▸ Extracted data:

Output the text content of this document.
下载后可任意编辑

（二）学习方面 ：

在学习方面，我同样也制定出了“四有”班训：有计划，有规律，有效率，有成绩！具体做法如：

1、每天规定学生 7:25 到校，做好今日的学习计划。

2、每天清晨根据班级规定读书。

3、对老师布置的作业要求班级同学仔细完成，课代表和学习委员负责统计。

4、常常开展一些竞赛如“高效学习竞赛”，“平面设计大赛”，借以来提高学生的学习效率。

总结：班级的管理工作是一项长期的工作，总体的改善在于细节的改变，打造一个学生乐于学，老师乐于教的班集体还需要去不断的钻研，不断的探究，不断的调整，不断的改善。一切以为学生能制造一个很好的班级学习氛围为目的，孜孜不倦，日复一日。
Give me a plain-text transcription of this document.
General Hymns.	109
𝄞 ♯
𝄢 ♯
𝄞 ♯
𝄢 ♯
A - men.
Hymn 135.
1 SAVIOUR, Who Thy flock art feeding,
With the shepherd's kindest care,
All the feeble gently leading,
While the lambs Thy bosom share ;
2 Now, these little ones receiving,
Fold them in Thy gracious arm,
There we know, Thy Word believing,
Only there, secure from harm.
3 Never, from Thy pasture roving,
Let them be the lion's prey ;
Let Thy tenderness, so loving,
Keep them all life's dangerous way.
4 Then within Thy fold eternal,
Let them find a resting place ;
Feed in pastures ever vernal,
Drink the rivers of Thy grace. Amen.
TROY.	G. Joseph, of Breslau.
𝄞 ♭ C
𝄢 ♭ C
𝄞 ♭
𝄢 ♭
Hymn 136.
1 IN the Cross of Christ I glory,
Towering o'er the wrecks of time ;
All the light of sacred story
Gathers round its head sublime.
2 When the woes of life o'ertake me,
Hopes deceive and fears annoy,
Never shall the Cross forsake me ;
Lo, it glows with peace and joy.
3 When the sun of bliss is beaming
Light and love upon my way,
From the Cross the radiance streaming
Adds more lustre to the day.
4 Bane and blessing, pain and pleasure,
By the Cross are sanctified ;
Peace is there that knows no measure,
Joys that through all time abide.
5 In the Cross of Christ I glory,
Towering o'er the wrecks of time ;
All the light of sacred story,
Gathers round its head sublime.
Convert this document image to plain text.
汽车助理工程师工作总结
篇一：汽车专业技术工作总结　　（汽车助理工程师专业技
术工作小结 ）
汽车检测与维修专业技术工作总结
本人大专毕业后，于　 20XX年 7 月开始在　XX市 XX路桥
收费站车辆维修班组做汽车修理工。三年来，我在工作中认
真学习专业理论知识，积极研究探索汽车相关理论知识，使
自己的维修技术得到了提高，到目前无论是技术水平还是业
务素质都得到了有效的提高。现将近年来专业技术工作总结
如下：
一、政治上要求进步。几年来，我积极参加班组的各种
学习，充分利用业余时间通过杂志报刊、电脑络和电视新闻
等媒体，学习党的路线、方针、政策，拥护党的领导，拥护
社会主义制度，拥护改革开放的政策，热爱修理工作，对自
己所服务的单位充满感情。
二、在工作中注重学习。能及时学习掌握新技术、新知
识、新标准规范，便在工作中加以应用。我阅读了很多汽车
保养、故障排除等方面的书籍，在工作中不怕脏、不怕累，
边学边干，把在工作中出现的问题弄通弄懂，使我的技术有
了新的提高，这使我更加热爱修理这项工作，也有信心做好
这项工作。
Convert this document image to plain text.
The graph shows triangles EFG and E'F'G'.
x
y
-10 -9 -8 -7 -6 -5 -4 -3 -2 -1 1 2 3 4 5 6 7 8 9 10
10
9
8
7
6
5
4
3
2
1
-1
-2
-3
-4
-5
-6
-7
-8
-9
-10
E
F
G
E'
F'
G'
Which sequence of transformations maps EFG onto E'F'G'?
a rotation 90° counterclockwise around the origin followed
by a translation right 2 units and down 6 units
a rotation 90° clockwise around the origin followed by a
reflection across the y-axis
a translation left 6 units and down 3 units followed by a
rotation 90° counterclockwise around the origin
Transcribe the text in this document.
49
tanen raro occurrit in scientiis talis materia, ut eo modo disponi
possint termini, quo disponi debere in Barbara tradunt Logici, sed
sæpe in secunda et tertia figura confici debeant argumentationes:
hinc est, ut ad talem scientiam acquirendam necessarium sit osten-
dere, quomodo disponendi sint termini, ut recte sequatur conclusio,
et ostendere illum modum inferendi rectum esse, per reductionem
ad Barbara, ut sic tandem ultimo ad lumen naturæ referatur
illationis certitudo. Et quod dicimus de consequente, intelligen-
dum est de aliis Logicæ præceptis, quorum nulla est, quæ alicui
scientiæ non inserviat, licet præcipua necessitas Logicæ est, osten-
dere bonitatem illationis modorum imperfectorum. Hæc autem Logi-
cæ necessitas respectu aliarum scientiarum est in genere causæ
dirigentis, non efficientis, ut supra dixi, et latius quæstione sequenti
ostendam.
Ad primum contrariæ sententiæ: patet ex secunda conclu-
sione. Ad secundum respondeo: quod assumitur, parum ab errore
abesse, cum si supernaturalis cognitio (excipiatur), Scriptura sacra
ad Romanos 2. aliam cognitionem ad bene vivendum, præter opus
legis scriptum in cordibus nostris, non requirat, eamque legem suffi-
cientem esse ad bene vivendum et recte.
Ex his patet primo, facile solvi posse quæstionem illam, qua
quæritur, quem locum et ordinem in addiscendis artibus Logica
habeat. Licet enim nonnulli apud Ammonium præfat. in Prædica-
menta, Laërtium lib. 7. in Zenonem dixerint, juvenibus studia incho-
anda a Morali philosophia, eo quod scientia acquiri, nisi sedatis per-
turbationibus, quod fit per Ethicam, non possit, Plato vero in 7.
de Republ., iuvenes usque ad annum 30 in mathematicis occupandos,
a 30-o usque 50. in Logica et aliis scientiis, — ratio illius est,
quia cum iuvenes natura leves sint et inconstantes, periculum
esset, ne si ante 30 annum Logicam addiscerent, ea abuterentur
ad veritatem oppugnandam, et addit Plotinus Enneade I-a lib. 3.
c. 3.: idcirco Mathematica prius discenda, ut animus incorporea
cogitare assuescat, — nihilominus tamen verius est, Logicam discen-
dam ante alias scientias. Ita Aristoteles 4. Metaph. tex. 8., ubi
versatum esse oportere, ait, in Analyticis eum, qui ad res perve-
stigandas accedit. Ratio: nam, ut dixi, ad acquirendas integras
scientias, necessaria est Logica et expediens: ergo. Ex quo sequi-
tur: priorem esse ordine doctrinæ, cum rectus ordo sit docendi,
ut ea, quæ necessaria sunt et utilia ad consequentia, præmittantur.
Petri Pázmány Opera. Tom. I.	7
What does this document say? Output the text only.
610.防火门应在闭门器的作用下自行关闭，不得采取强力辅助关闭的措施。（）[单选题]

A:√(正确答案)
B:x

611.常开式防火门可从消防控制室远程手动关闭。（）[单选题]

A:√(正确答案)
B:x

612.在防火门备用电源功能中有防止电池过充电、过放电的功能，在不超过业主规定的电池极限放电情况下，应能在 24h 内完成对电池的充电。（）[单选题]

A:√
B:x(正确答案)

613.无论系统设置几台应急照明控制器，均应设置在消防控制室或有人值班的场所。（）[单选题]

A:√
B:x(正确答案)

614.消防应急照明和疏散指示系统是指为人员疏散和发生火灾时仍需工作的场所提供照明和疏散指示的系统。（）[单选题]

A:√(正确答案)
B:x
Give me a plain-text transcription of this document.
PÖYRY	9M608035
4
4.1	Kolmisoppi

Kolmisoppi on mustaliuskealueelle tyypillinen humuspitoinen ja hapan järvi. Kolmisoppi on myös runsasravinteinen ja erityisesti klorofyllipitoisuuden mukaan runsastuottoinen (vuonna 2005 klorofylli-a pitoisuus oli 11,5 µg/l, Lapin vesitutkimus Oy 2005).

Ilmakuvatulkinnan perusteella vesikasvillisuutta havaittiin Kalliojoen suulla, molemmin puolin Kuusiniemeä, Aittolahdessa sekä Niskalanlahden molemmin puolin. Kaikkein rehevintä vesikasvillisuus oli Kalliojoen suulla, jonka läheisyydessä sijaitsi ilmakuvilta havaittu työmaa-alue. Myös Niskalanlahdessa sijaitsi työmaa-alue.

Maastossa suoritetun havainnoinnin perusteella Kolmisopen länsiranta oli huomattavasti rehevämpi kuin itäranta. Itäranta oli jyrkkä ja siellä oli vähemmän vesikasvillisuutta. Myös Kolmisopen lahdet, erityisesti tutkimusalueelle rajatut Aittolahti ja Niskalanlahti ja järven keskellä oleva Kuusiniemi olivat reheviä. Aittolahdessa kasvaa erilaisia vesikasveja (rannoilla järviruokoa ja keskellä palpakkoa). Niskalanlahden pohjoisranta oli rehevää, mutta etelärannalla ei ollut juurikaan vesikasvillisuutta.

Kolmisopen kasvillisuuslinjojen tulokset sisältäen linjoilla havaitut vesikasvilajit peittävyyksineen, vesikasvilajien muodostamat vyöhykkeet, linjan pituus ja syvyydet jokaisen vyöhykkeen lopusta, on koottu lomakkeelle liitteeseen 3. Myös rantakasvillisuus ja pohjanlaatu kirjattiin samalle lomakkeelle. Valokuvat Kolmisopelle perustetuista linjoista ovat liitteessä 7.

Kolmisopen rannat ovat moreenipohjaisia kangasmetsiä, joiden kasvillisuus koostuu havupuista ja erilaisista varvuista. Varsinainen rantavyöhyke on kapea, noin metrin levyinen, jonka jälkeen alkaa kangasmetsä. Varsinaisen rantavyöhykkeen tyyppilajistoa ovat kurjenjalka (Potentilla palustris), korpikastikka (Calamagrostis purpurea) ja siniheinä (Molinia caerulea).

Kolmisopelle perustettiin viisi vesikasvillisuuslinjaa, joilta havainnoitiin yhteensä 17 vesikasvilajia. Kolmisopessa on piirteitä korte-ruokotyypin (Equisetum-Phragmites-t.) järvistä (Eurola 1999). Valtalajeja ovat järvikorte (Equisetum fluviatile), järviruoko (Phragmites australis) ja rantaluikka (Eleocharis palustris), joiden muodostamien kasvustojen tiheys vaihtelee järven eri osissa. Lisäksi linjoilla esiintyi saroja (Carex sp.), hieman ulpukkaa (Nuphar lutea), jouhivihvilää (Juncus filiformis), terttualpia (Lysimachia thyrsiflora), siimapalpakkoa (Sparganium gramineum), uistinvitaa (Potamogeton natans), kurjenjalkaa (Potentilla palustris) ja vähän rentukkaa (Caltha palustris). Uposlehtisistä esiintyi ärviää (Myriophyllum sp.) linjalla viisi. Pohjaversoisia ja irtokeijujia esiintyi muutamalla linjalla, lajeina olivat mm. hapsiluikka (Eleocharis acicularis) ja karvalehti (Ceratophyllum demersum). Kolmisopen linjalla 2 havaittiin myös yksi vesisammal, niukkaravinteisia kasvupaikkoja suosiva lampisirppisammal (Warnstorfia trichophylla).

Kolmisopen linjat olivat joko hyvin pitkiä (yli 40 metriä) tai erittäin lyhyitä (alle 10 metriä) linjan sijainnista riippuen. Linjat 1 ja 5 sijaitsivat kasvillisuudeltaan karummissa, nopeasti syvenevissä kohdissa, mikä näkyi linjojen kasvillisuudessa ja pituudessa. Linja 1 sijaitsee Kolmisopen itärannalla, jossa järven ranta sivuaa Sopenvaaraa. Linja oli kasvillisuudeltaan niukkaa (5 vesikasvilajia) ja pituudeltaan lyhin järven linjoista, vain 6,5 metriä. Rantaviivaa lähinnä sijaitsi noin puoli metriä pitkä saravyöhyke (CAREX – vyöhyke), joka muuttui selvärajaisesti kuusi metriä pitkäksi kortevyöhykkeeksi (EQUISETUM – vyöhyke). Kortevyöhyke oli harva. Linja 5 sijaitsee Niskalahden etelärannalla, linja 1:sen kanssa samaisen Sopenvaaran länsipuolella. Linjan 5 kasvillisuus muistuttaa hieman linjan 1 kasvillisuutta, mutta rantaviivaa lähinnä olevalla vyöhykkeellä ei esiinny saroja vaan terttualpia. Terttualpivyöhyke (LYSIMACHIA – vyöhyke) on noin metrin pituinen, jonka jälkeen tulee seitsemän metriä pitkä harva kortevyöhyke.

▸ Your instructions: Exactly how many lines in the data above contain the word "necessaria"? Respond with the number and nothing more.

▸ Correct answer: 2